TASK TO COMPLETE: Copy all lines holding the word "type" from the entries.

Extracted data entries

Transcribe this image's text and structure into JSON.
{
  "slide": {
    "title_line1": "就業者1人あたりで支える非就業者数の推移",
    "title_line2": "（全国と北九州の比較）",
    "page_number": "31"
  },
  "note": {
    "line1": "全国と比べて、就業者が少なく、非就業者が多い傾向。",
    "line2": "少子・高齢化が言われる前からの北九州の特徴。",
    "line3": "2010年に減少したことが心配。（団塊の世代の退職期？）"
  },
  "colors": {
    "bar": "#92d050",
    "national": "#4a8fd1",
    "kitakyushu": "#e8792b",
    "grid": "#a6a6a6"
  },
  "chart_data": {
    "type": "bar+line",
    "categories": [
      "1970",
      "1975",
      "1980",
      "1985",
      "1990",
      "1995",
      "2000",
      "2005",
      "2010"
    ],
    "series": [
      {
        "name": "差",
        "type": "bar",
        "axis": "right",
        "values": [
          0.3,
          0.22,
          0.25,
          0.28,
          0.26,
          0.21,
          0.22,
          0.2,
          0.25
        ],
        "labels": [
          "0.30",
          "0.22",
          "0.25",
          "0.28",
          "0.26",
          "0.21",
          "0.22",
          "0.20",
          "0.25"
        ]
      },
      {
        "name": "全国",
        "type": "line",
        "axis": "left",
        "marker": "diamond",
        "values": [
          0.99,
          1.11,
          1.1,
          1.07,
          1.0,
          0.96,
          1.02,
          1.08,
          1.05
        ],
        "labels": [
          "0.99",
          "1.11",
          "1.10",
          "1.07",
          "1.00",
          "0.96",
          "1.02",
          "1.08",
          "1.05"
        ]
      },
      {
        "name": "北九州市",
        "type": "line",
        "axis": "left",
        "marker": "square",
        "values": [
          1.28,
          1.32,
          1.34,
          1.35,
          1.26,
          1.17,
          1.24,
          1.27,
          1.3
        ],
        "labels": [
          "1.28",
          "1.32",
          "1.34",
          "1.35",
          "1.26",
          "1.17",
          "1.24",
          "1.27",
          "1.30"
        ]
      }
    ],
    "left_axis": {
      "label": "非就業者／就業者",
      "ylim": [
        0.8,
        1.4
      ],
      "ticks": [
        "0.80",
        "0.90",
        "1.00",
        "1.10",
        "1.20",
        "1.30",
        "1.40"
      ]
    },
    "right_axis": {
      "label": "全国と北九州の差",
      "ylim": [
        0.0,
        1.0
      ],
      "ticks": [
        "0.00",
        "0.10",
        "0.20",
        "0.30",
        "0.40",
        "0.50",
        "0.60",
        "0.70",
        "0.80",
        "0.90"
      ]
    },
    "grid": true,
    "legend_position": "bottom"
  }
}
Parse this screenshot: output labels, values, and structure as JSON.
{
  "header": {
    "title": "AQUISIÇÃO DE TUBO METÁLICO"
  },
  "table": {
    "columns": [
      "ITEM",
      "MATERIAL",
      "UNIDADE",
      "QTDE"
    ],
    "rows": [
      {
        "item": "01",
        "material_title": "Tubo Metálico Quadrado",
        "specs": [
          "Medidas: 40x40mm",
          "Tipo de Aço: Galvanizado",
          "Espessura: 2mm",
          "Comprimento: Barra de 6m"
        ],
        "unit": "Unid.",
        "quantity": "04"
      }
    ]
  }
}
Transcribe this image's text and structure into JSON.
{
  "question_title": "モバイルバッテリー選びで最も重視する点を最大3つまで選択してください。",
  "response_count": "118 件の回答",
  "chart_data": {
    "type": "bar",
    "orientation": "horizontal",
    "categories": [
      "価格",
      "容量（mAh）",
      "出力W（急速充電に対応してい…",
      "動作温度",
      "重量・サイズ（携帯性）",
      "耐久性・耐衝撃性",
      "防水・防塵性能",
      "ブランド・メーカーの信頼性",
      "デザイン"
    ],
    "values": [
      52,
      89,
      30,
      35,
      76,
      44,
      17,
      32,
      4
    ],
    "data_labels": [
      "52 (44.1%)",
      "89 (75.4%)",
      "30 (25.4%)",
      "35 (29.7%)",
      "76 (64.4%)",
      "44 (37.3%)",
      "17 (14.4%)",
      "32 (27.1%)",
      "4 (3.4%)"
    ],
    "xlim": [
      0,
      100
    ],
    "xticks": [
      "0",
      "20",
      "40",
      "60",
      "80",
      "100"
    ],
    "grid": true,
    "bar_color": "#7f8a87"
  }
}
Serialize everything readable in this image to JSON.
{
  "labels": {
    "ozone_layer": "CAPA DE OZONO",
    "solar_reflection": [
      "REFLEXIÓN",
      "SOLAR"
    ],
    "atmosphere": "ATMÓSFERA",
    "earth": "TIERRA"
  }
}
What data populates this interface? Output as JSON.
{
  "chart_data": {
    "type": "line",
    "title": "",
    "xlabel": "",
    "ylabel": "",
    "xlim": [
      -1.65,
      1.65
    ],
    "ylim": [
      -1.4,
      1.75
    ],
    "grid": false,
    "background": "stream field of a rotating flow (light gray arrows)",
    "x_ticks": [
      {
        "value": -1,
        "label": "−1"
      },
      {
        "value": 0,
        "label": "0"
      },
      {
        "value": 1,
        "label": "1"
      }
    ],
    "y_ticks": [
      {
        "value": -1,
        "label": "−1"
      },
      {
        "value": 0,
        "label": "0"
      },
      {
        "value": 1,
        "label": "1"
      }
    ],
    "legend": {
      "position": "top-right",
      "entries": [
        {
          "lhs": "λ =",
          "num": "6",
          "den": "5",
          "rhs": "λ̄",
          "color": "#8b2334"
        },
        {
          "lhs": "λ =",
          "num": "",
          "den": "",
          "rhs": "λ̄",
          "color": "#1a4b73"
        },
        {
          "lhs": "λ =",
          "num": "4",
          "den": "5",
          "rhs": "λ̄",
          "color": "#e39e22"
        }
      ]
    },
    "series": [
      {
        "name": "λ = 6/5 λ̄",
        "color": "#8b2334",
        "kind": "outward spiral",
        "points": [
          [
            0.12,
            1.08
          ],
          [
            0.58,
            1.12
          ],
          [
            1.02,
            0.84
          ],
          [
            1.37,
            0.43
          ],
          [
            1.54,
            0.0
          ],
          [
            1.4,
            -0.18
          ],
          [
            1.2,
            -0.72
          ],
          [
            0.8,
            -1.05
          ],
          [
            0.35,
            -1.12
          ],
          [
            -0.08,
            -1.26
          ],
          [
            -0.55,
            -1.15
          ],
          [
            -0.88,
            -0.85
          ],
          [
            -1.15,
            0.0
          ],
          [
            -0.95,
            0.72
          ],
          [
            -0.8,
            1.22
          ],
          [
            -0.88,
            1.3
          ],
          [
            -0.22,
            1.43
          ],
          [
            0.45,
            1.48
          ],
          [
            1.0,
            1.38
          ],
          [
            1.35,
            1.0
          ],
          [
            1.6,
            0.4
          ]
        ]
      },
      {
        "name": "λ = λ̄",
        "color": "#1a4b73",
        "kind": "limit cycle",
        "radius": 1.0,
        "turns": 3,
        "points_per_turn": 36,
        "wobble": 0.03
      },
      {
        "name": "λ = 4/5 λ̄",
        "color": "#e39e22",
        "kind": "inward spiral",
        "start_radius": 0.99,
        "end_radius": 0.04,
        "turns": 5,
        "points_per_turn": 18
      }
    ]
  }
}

EXPECTED OUTPUT:
    "type": "bar+line",
        "type": "bar",
        "type": "line",
        "type": "line",
    "type": "bar",
    "type": "line",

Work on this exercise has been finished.